=== Texto de origem ===

O Ministério do Trabalho e Segurança Social já tinha indicado que estava em curso uma reavaliação profunda de todas as rubricas das contas da instituição, mas sem referir a ligação entre os dois processos. Mas agora Ana Jorge sinalizou que as duas auditorias — às contas da SCML e à exposição da Santa Casa às operações internacionais — podem estar ligadas. O facto de a provedora admitir a existência de responsabilidades financeiras adicionais para além dos 20 milhões de euros parece indiciar que o registo, feito até agora nas contas da instituição portuguesa dessa exposição, pode não refletir todos os compromissos já assumidos.
SCML emitiu cartas conforto e garantias a empréstimos de 8,6 milhões para a Santa Casa Global
A demonstração de contas até 2022, consultadas pelo Observador, indica que a SCML mobilizou 22 milhões de euros para a Santa Casa Global desde a constituição com um capital social com cinco milhões de euros, passando por prestações acessórias (aportes de capital do acionista) dadas em 2021 e 2022 de 18 milhões de euros.
E na lista de subvenções relativas ao ano de 2022 a Santa Casa identifica no capítulo das garantias pessoais uma carta conforto para um empréstimo de dois milhões de euros à Santa Casa Global junto do BPI. E ainda um pedido de uma Standby Letter of Crédit ao mesmo banco a favor da empresa que gere a atividade internacional para servir de garantia a novo empréstimo de 6,6 milhões de euros direcionado à Santa Casa Global Brasil. Há ainda registo de uma carta conforto à Associação Gestora dos Jogos Sociais de Moçambique no valor de um milhão de euros. Estes instrumentos representam uma garantia de pagamento da Santa Casa em caso de incumprimento por parte das entidades que beneficiam do empréstimo.
Quando questionada sobre a probabilidade de recuperação dos valores investidos, a provedora respondeu: “Não temos muitas esperanças nisso”, admitindo o risco de se poder perder os 20 milhões. “Estamos em negociações, tentando minimizar os riscos para a Santa Casa e na procura de soluções para que o prejuízo não seja dessa natureza”.

===

* **O que fazer**:
A – Repita, sem alterações, tudo o que vai de “O Ministério do” até “compromissos já assumidos.” no texto sobre a Santa Casa.
B – Por favor, dê a continuação do texto sobre a Santa Casa a partir do ponto em que termina.
Os registos provêm de outra fonte.

=== Registos extraídos ===

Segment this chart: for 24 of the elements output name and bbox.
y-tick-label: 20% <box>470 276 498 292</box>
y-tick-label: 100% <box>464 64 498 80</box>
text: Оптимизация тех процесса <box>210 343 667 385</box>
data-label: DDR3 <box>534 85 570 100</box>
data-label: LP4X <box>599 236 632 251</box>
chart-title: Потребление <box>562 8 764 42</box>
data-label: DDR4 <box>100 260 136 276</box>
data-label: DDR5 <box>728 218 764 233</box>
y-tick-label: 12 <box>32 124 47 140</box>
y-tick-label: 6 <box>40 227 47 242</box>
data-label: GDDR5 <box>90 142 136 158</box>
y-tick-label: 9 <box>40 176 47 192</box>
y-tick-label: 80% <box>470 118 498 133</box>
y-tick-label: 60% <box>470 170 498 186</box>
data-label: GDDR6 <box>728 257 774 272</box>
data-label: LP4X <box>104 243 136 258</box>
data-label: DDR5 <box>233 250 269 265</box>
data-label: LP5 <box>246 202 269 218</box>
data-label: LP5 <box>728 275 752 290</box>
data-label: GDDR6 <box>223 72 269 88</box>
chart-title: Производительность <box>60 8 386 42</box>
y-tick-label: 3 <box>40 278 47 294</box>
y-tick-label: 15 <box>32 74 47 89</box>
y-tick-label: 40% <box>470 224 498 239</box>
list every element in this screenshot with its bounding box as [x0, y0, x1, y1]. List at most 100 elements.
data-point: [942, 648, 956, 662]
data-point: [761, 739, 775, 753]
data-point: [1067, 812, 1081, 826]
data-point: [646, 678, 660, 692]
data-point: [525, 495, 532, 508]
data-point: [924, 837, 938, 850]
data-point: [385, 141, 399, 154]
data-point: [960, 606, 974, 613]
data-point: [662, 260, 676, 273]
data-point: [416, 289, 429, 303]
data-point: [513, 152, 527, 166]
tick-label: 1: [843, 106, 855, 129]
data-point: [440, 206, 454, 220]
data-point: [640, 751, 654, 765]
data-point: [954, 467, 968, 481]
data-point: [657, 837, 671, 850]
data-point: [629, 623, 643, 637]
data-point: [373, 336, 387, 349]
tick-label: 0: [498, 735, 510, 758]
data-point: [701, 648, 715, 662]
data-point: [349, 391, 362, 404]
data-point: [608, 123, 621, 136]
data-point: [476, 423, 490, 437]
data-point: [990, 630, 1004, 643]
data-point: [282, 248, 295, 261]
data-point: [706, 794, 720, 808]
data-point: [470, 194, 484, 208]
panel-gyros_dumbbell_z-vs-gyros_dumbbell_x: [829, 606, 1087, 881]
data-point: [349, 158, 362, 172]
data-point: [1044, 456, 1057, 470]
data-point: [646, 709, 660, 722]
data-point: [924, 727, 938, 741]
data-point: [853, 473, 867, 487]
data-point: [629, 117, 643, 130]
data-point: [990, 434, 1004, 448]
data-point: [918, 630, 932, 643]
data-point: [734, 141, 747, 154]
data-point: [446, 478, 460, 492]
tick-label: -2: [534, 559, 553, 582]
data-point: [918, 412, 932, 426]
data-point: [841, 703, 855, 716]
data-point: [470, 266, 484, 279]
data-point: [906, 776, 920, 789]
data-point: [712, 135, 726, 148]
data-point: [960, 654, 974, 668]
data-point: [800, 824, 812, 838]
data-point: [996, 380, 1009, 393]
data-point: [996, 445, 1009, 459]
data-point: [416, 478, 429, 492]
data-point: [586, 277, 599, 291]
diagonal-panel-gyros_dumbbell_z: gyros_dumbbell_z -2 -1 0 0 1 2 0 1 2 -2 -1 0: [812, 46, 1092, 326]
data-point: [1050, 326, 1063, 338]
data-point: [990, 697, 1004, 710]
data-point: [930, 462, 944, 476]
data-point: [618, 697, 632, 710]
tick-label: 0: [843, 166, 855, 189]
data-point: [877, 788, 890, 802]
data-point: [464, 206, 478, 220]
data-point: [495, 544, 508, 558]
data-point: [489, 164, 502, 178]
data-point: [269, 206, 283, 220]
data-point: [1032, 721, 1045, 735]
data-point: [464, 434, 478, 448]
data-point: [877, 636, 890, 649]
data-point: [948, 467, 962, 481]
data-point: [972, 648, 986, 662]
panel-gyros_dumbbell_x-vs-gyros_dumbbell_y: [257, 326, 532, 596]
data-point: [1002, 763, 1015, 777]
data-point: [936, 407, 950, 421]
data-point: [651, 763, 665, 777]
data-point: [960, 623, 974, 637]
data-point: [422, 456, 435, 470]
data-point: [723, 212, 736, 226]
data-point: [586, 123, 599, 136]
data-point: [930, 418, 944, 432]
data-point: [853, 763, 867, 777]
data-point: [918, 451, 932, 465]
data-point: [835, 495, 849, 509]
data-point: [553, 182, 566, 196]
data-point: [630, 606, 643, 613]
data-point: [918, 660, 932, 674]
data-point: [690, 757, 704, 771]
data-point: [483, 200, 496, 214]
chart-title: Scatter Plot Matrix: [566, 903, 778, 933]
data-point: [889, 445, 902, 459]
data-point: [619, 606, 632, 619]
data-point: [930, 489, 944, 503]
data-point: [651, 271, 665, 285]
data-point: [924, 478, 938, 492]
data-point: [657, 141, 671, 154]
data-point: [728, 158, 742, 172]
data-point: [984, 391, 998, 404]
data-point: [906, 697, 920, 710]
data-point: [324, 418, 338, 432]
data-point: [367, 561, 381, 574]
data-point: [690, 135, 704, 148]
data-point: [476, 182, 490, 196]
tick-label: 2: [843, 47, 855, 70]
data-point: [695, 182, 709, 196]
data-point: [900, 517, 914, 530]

===

* **Resultados do exercício**:
A –
O Ministério do Trabalho e Segurança Social já tinha indicado que estava em curso uma reavaliação profunda de todas as rubricas das contas da instituição, mas sem referir a ligação entre os dois processos. Mas agora Ana Jorge sinalizou que as duas auditorias — às contas da SCML e à exposição da Santa Casa às operações internacionais — podem estar ligadas. O facto de a provedora admitir a existência de responsabilidades financeiras adicionais para além dos 20 milhões de euros parece indiciar que o registo, feito até agora nas contas da instituição portuguesa dessa exposição, pode não refletir todos os compromissos já assumidos.

B –
Abertura de capital a parceiro prevista em 2022 não avançou
Uma das soluções para financiar as operações internacionais, proposta pelo anterior provedor, era a abertura do capital da Santa Casa Global a investidores do setor para, por um lado, diminuir a exposição da Santa Casa e por outro, acrescentar capacidade de investimento. O processo estava previsto para 2022 e acabou por não se concretizar, tendo entretanto mudado a gestão da Santa Casa e surgido as dúvidas sobre estas operações que, enquanto não estiverem esclarecidas, dificilmente permitirão qualquer parceria.
O projeto de internacionalização da Santa Casa foi apresentado pela anterior administração como a aposta numa fonte alternativa de receitas para compensar a quebra esperada dos proveitos da instituição com os jogos sociais, que foi acentuada durante os anos da pandemia. O principal projeto foi no Brasil onde a Santa Casa ganhou o concurso lançado para explorar os jogos sociais no distrito federal, mas o processo travou quando o Tribunal de Contas do Distrito Federal de Brasília pediu esclarecimentos ao Banco Federal de Brasília, entidade que escolheu a Santa Casa Global, sobre a sua competência no âmbito da exploração de jogos sociais e lotarias e sobre os procedimentos formais do processo. E não tem havido desenvolvimentos.
O Brasil é o mercado que tinha maior potencial para a expansão da Santa Casa, e no qual foi feita a maior aposta em termos estratégicos e financeiros. Mas os projetos fora de portas passaram ainda por Moçambique (onde a Santa Casa já estava presente), Peru e Angola nos últimos dois anos e até agora, que se saiba, os custos não produziram retorno.